Required task — Write the data out again in full, with no departure from the original.

Dataset records:
* * * * * * *

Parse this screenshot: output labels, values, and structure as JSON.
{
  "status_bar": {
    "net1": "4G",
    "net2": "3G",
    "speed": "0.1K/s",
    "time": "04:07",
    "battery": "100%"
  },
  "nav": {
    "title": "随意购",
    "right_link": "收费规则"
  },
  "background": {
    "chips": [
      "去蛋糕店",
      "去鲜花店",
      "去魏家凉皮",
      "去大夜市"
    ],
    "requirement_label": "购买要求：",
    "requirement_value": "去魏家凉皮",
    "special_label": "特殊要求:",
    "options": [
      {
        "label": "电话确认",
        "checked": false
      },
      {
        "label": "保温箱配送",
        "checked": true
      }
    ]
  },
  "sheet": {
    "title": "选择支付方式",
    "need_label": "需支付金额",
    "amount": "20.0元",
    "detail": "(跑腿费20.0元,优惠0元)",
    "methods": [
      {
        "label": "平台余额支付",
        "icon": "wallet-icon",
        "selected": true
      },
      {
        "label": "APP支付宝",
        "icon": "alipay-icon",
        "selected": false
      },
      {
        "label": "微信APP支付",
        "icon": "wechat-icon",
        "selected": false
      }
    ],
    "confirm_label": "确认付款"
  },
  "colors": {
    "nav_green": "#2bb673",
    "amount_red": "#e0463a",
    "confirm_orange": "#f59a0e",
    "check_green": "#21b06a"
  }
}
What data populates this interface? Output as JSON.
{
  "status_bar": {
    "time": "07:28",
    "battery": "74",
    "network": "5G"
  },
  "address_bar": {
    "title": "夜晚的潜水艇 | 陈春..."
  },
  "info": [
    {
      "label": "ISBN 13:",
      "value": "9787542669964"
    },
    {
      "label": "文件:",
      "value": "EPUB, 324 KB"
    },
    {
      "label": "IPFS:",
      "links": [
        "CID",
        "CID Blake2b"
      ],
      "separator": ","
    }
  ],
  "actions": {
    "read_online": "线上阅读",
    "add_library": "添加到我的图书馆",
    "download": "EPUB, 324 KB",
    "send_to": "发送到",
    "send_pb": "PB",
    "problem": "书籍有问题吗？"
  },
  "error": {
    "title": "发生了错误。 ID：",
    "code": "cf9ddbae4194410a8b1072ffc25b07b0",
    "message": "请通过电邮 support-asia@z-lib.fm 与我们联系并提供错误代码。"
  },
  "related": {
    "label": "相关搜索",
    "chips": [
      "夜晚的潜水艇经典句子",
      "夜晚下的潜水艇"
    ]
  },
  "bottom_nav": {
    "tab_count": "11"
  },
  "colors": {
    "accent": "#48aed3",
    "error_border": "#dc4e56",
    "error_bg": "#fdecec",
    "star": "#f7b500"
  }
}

* * * * * * *

Written reply —
Parse this screenshot: output labels, values, and structure as JSON.
{
  "status_bar": {
    "net1": "4G",
    "net2": "3G",
    "speed": "0.1K/s",
    "time": "04:07",
    "battery": "100%"
  },
  "nav": {
    "title": "随意购",
    "right_link": "收费规则"
  },
  "background": {
    "chips": [
      "去蛋糕店",
      "去鲜花店",
      "去魏家凉皮",
      "去大夜市"
    ],
    "requirement_label": "购买要求：",
    "requirement_value": "去魏家凉皮",
    "special_label": "特殊要求:",
    "options": [
      {
        "label": "电话确认",
        "checked": false
      },
      {
        "label": "保温箱配送",
        "checked": true
      }
    ]
  },
  "sheet": {
    "title": "选择支付方式",
    "need_label": "需支付金额",
    "amount": "20.0元",
    "detail": "(跑腿费20.0元,优惠0元)",
    "methods": [
      {
        "label": "平台余额支付",
        "icon": "wallet-icon",
        "selected": true
      },
      {
        "label": "APP支付宝",
        "icon": "alipay-icon",
        "selected": false
      },
      {
        "label": "微信APP支付",
        "icon": "wechat-icon",
        "selected": false
      }
    ],
    "confirm_label": "确认付款"
  },
  "colors": {
    "nav_green": "#2bb673",
    "amount_red": "#e0463a",
    "confirm_orange": "#f59a0e",
    "check_green": "#21b06a"
  }
}
What data populates this interface? Output as JSON.
{
  "status_bar": {
    "time": "07:28",
    "battery": "74",
    "network": "5G"
  },
  "address_bar": {
    "title": "夜晚的潜水艇 | 陈春..."
  },
  "info": [
    {
      "label": "ISBN 13:",
      "value": "9787542669964"
    },
    {
      "label": "文件:",
      "value": "EPUB, 324 KB"
    },
    {
      "label": "IPFS:",
      "links": [
        "CID",
        "CID Blake2b"
      ],
      "separator": ","
    }
  ],
  "actions": {
    "read_online": "线上阅读",
    "add_library": "添加到我的图书馆",
    "download": "EPUB, 324 KB",
    "send_to": "发送到",
    "send_pb": "PB",
    "problem": "书籍有问题吗？"
  },
  "error": {
    "title": "发生了错误。 ID：",
    "code": "cf9ddbae4194410a8b1072ffc25b07b0",
    "message": "请通过电邮 support-asia@z-lib.fm 与我们联系并提供错误代码。"
  },
  "related": {
    "label": "相关搜索",
    "chips": [
      "夜晚的潜水艇经典句子",
      "夜晚下的潜水艇"
    ]
  },
  "bottom_nav": {
    "tab_count": "11"
  },
  "colors": {
    "accent": "#48aed3",
    "error_border": "#dc4e56",
    "error_bg": "#fdecec",
    "star": "#f7b500"
  }
}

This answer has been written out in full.